Raw records:
▼

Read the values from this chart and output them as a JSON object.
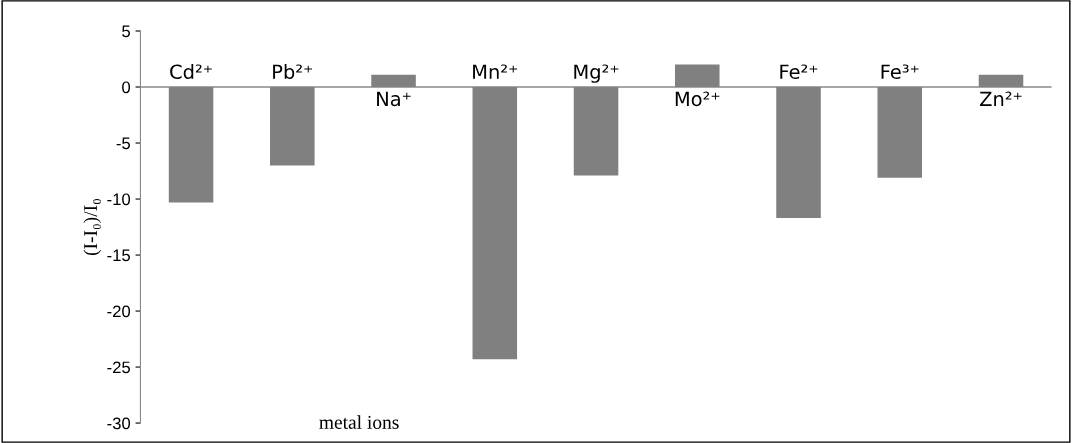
{
  "chart_data": {
    "type": "bar",
    "xlabel": "metal ions",
    "ylabel": "(I-I₀)/I₀",
    "categories": [
      "Cd²⁺",
      "Pb²⁺",
      "Na⁺",
      "Mn²⁺",
      "Mg²⁺",
      "Mo²⁺",
      "Fe²⁺",
      "Fe³⁺",
      "Zn²⁺"
    ],
    "values": [
      -10.3,
      -7,
      1.1,
      -24.3,
      -7.9,
      2,
      -11.7,
      -8.1,
      1.1
    ],
    "color": "#808080",
    "ylim": [
      -30,
      5
    ],
    "yticks": [
      -30,
      -25,
      -20,
      -15,
      -10,
      -5,
      0,
      5
    ],
    "grid": false,
    "legend": false
  }
}
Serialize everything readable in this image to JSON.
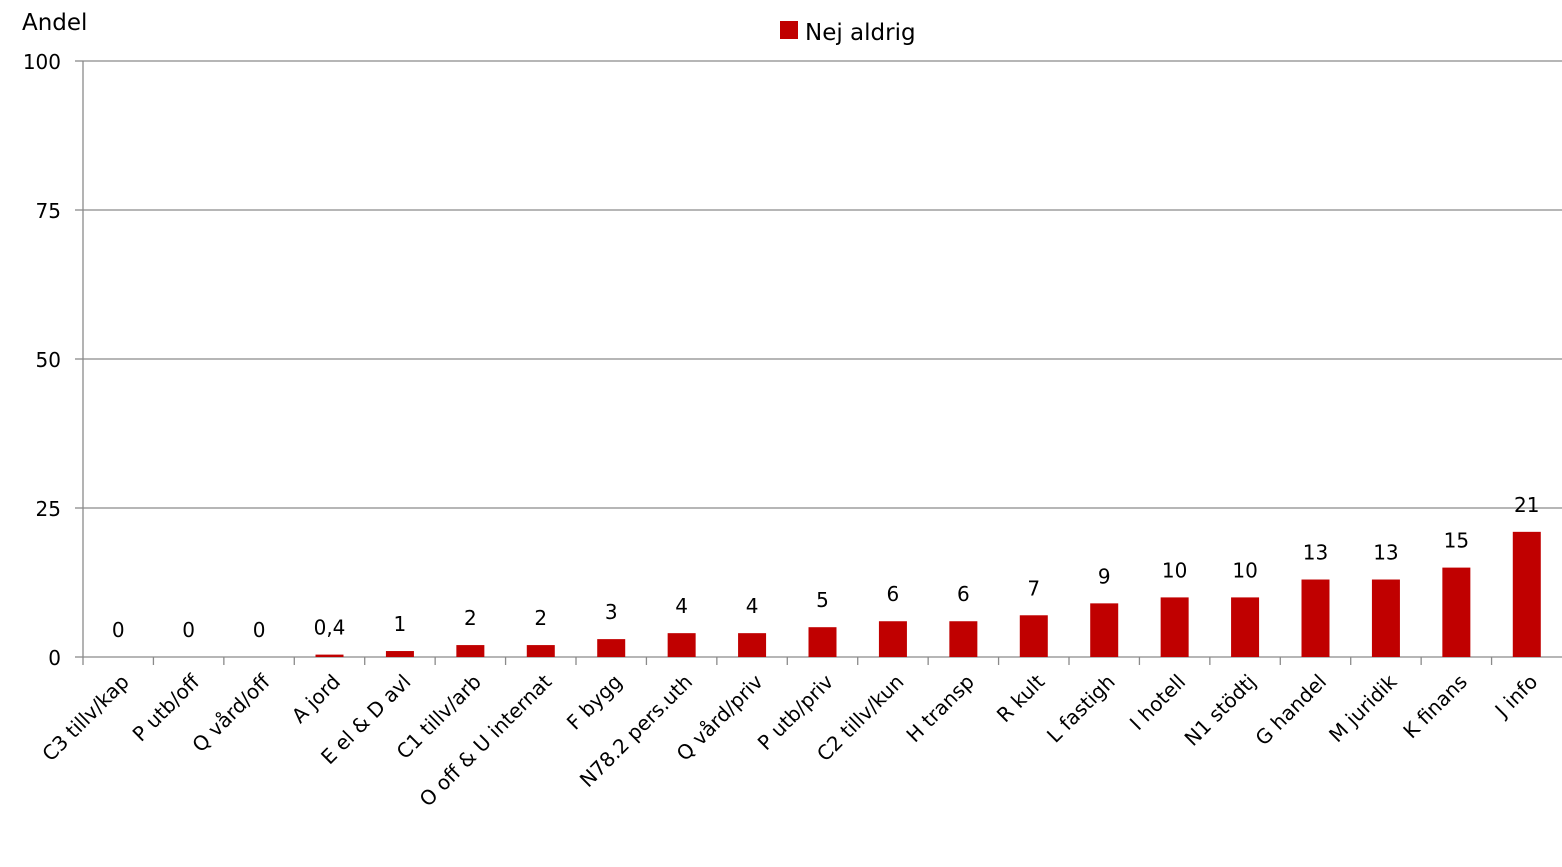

▲

◆ **Task brief**
Copy the listing in full and without alteration, omitting every picture.

◆ **Solution to the problem**
Read the values from this chart and output them as a JSON object.
{
  "chart_data": {
    "type": "bar",
    "xlabel": "metal ions",
    "ylabel": "(I-I₀)/I₀",
    "categories": [
      "Cd²⁺",
      "Pb²⁺",
      "Na⁺",
      "Mn²⁺",
      "Mg²⁺",
      "Mo²⁺",
      "Fe²⁺",
      "Fe³⁺",
      "Zn²⁺"
    ],
    "values": [
      -10.3,
      -7,
      1.1,
      -24.3,
      -7.9,
      2,
      -11.7,
      -8.1,
      1.1
    ],
    "color": "#808080",
    "ylim": [
      -30,
      5
    ],
    "yticks": [
      -30,
      -25,
      -20,
      -15,
      -10,
      -5,
      0,
      5
    ],
    "grid": false,
    "legend": false
  }
}
Serialize everything readable in this image to JSON.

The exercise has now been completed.